Information shown:
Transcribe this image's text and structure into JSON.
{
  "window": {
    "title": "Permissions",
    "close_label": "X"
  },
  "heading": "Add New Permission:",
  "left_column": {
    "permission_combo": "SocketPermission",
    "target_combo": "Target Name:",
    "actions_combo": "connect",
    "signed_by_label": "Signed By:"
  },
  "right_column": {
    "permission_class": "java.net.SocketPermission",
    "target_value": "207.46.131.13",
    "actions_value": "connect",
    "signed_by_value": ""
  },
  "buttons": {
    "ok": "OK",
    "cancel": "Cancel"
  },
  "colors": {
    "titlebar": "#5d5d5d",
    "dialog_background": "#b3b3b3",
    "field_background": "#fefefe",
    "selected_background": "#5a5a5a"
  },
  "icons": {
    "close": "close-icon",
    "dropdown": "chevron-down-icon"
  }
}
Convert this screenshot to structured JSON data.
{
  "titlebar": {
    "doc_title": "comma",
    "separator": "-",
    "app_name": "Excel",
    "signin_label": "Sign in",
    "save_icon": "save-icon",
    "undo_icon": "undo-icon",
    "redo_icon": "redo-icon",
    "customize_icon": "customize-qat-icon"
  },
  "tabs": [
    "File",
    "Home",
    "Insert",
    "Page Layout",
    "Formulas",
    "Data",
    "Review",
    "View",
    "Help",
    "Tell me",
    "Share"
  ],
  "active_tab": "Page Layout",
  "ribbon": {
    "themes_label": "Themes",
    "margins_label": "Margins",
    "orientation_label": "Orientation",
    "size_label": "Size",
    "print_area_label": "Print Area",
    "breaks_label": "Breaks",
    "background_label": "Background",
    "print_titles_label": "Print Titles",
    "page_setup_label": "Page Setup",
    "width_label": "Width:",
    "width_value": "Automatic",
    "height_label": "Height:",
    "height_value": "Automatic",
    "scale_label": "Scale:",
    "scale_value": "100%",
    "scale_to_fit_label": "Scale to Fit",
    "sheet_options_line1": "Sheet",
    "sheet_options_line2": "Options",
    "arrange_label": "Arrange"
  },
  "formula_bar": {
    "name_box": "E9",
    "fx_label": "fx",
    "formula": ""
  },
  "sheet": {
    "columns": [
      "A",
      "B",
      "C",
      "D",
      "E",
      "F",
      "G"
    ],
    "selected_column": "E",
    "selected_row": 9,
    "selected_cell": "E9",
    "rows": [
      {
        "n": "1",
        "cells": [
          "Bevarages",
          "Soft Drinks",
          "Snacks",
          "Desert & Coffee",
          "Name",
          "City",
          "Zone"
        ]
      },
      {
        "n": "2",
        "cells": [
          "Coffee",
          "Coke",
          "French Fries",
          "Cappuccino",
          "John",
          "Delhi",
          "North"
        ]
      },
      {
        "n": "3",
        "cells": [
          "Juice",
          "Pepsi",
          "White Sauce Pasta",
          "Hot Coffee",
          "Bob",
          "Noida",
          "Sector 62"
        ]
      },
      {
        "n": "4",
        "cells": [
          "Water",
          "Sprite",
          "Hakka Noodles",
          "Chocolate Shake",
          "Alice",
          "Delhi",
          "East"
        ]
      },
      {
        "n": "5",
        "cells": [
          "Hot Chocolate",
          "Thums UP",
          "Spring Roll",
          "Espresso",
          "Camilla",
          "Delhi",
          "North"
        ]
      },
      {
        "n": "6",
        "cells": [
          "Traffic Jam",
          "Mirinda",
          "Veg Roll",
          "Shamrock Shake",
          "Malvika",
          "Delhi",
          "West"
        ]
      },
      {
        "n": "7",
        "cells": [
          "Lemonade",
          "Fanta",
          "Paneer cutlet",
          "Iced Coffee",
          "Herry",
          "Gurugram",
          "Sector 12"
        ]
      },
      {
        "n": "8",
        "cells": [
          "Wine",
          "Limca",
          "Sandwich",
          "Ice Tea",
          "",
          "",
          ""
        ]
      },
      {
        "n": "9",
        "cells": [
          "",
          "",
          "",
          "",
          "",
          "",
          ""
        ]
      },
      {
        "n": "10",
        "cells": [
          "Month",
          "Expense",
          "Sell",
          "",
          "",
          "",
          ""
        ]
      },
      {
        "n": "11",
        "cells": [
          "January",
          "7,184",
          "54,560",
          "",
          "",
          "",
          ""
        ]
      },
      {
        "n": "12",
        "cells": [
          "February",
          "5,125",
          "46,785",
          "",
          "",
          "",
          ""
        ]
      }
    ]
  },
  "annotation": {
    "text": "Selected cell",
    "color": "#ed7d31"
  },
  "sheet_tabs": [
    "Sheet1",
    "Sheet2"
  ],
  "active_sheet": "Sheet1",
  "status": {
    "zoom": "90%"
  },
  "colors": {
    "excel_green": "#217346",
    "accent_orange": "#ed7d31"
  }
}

Work to be completed: Take the material above and return all of it exactly.

Final result:
Transcribe this image's text and structure into JSON.
{
  "window": {
    "title": "Permissions",
    "close_label": "X"
  },
  "heading": "Add New Permission:",
  "left_column": {
    "permission_combo": "SocketPermission",
    "target_combo": "Target Name:",
    "actions_combo": "connect",
    "signed_by_label": "Signed By:"
  },
  "right_column": {
    "permission_class": "java.net.SocketPermission",
    "target_value": "207.46.131.13",
    "actions_value": "connect",
    "signed_by_value": ""
  },
  "buttons": {
    "ok": "OK",
    "cancel": "Cancel"
  },
  "colors": {
    "titlebar": "#5d5d5d",
    "dialog_background": "#b3b3b3",
    "field_background": "#fefefe",
    "selected_background": "#5a5a5a"
  },
  "icons": {
    "close": "close-icon",
    "dropdown": "chevron-down-icon"
  }
}
Convert this screenshot to structured JSON data.
{
  "titlebar": {
    "doc_title": "comma",
    "separator": "-",
    "app_name": "Excel",
    "signin_label": "Sign in",
    "save_icon": "save-icon",
    "undo_icon": "undo-icon",
    "redo_icon": "redo-icon",
    "customize_icon": "customize-qat-icon"
  },
  "tabs": [
    "File",
    "Home",
    "Insert",
    "Page Layout",
    "Formulas",
    "Data",
    "Review",
    "View",
    "Help",
    "Tell me",
    "Share"
  ],
  "active_tab": "Page Layout",
  "ribbon": {
    "themes_label": "Themes",
    "margins_label": "Margins",
    "orientation_label": "Orientation",
    "size_label": "Size",
    "print_area_label": "Print Area",
    "breaks_label": "Breaks",
    "background_label": "Background",
    "print_titles_label": "Print Titles",
    "page_setup_label": "Page Setup",
    "width_label": "Width:",
    "width_value": "Automatic",
    "height_label": "Height:",
    "height_value": "Automatic",
    "scale_label": "Scale:",
    "scale_value": "100%",
    "scale_to_fit_label": "Scale to Fit",
    "sheet_options_line1": "Sheet",
    "sheet_options_line2": "Options",
    "arrange_label": "Arrange"
  },
  "formula_bar": {
    "name_box": "E9",
    "fx_label": "fx",
    "formula": ""
  },
  "sheet": {
    "columns": [
      "A",
      "B",
      "C",
      "D",
      "E",
      "F",
      "G"
    ],
    "selected_column": "E",
    "selected_row": 9,
    "selected_cell": "E9",
    "rows": [
      {
        "n": "1",
        "cells": [
          "Bevarages",
          "Soft Drinks",
          "Snacks",
          "Desert & Coffee",
          "Name",
          "City",
          "Zone"
        ]
      },
      {
        "n": "2",
        "cells": [
          "Coffee",
          "Coke",
          "French Fries",
          "Cappuccino",
          "John",
          "Delhi",
          "North"
        ]
      },
      {
        "n": "3",
        "cells": [
          "Juice",
          "Pepsi",
          "White Sauce Pasta",
          "Hot Coffee",
          "Bob",
          "Noida",
          "Sector 62"
        ]
      },
      {
        "n": "4",
        "cells": [
          "Water",
          "Sprite",
          "Hakka Noodles",
          "Chocolate Shake",
          "Alice",
          "Delhi",
          "East"
        ]
      },
      {
        "n": "5",
        "cells": [
          "Hot Chocolate",
          "Thums UP",
          "Spring Roll",
          "Espresso",
          "Camilla",
          "Delhi",
          "North"
        ]
      },
      {
        "n": "6",
        "cells": [
          "Traffic Jam",
          "Mirinda",
          "Veg Roll",
          "Shamrock Shake",
          "Malvika",
          "Delhi",
          "West"
        ]
      },
      {
        "n": "7",
        "cells": [
          "Lemonade",
          "Fanta",
          "Paneer cutlet",
          "Iced Coffee",
          "Herry",
          "Gurugram",
          "Sector 12"
        ]
      },
      {
        "n": "8",
        "cells": [
          "Wine",
          "Limca",
          "Sandwich",
          "Ice Tea",
          "",
          "",
          ""
        ]
      },
      {
        "n": "9",
        "cells": [
          "",
          "",
          "",
          "",
          "",
          "",
          ""
        ]
      },
      {
        "n": "10",
        "cells": [
          "Month",
          "Expense",
          "Sell",
          "",
          "",
          "",
          ""
        ]
      },
      {
        "n": "11",
        "cells": [
          "January",
          "7,184",
          "54,560",
          "",
          "",
          "",
          ""
        ]
      },
      {
        "n": "12",
        "cells": [
          "February",
          "5,125",
          "46,785",
          "",
          "",
          "",
          ""
        ]
      }
    ]
  },
  "annotation": {
    "text": "Selected cell",
    "color": "#ed7d31"
  },
  "sheet_tabs": [
    "Sheet1",
    "Sheet2"
  ],
  "active_sheet": "Sheet1",
  "status": {
    "zoom": "90%"
  },
  "colors": {
    "excel_green": "#217346",
    "accent_orange": "#ed7d31"
  }
}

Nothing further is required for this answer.